- What the exercise asks -
Below are some entries; can you quote all of them exactly?
§ §
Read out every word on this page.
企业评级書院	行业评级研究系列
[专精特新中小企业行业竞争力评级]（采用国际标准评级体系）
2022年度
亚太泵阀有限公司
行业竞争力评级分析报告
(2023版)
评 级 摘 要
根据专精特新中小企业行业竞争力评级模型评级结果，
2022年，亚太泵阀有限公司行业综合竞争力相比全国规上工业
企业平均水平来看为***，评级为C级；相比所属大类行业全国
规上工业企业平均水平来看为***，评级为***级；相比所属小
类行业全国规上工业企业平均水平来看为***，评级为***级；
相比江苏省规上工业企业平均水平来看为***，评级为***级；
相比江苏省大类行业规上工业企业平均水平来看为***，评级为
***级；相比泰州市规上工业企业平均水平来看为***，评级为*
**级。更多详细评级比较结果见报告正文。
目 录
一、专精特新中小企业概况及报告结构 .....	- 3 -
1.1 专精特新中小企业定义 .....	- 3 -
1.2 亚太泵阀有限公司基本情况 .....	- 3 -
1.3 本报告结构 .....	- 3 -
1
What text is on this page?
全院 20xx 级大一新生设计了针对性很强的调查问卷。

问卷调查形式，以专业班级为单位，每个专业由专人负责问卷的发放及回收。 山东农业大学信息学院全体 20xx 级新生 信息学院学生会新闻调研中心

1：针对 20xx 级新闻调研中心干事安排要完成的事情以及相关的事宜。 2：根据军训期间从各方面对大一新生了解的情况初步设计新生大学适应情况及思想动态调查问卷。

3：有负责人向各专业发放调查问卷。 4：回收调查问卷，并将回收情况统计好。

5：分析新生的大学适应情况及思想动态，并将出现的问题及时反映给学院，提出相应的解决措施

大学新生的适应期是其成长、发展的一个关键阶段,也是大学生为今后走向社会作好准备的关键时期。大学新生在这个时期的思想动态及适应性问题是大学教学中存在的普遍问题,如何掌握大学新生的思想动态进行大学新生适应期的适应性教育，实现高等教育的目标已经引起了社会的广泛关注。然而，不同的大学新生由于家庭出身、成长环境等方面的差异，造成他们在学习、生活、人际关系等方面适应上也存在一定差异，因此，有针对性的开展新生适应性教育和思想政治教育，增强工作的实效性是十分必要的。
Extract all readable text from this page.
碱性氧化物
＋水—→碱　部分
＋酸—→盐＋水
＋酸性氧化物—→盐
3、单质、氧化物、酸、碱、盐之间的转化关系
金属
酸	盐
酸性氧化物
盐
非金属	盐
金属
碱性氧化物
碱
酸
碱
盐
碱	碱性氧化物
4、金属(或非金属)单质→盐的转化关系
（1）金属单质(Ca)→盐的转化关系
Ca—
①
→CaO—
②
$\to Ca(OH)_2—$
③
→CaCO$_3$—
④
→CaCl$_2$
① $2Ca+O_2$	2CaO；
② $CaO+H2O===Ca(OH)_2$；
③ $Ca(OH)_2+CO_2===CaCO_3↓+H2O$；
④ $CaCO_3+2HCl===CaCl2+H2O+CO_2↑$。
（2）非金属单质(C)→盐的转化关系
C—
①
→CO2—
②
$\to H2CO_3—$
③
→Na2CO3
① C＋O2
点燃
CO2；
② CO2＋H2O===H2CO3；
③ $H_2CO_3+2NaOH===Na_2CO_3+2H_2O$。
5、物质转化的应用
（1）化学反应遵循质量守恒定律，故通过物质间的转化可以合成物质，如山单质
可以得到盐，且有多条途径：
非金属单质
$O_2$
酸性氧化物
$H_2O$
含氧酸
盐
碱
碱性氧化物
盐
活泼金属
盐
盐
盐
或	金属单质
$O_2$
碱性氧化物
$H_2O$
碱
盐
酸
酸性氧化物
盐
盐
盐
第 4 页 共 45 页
§ §
- Right answer -
Read out every word on this page.
企业评级書院	行业评级研究系列
[专精特新中小企业行业竞争力评级]（采用国际标准评级体系）
2022年度
亚太泵阀有限公司
行业竞争力评级分析报告
(2023版)
评 级 摘 要
根据专精特新中小企业行业竞争力评级模型评级结果，
2022年，亚太泵阀有限公司行业综合竞争力相比全国规上工业
企业平均水平来看为***，评级为C级；相比所属大类行业全国
规上工业企业平均水平来看为***，评级为***级；相比所属小
类行业全国规上工业企业平均水平来看为***，评级为***级；
相比江苏省规上工业企业平均水平来看为***，评级为***级；
相比江苏省大类行业规上工业企业平均水平来看为***，评级为
***级；相比泰州市规上工业企业平均水平来看为***，评级为*
**级。更多详细评级比较结果见报告正文。
目 录
一、专精特新中小企业概况及报告结构 .....	- 3 -
1.1 专精特新中小企业定义 .....	- 3 -
1.2 亚太泵阀有限公司基本情况 .....	- 3 -
1.3 本报告结构 .....	- 3 -
1
What text is on this page?
全院 20xx 级大一新生设计了针对性很强的调查问卷。

问卷调查形式，以专业班级为单位，每个专业由专人负责问卷的发放及回收。 山东农业大学信息学院全体 20xx 级新生 信息学院学生会新闻调研中心

1：针对 20xx 级新闻调研中心干事安排要完成的事情以及相关的事宜。 2：根据军训期间从各方面对大一新生了解的情况初步设计新生大学适应情况及思想动态调查问卷。

3：有负责人向各专业发放调查问卷。 4：回收调查问卷，并将回收情况统计好。

5：分析新生的大学适应情况及思想动态，并将出现的问题及时反映给学院，提出相应的解决措施

大学新生的适应期是其成长、发展的一个关键阶段,也是大学生为今后走向社会作好准备的关键时期。大学新生在这个时期的思想动态及适应性问题是大学教学中存在的普遍问题,如何掌握大学新生的思想动态进行大学新生适应期的适应性教育，实现高等教育的目标已经引起了社会的广泛关注。然而，不同的大学新生由于家庭出身、成长环境等方面的差异，造成他们在学习、生活、人际关系等方面适应上也存在一定差异，因此，有针对性的开展新生适应性教育和思想政治教育，增强工作的实效性是十分必要的。
Extract all readable text from this page.
碱性氧化物
＋水—→碱　部分
＋酸—→盐＋水
＋酸性氧化物—→盐
3、单质、氧化物、酸、碱、盐之间的转化关系
金属
酸	盐
酸性氧化物
盐
非金属	盐
金属
碱性氧化物
碱
酸
碱
盐
碱	碱性氧化物
4、金属(或非金属)单质→盐的转化关系
（1）金属单质(Ca)→盐的转化关系
Ca—
①
→CaO—
②
$\to Ca(OH)_2—$
③
→CaCO$_3$—
④
→CaCl$_2$
① $2Ca+O_2$	2CaO；
② $CaO+H2O===Ca(OH)_2$；
③ $Ca(OH)_2+CO_2===CaCO_3↓+H2O$；
④ $CaCO_3+2HCl===CaCl2+H2O+CO_2↑$。
（2）非金属单质(C)→盐的转化关系
C—
①
→CO2—
②
$\to H2CO_3—$
③
→Na2CO3
① C＋O2
点燃
CO2；
② CO2＋H2O===H2CO3；
③ $H_2CO_3+2NaOH===Na_2CO_3+2H_2O$。
5、物质转化的应用
（1）化学反应遵循质量守恒定律，故通过物质间的转化可以合成物质，如山单质
可以得到盐，且有多条途径：
非金属单质
$O_2$
酸性氧化物
$H_2O$
含氧酸
盐
碱
碱性氧化物
盐
活泼金属
盐
盐
盐
或	金属单质
$O_2$
碱性氧化物
$H_2O$
碱
盐
酸
酸性氧化物
盐
盐
盐
第 4 页 共 45 页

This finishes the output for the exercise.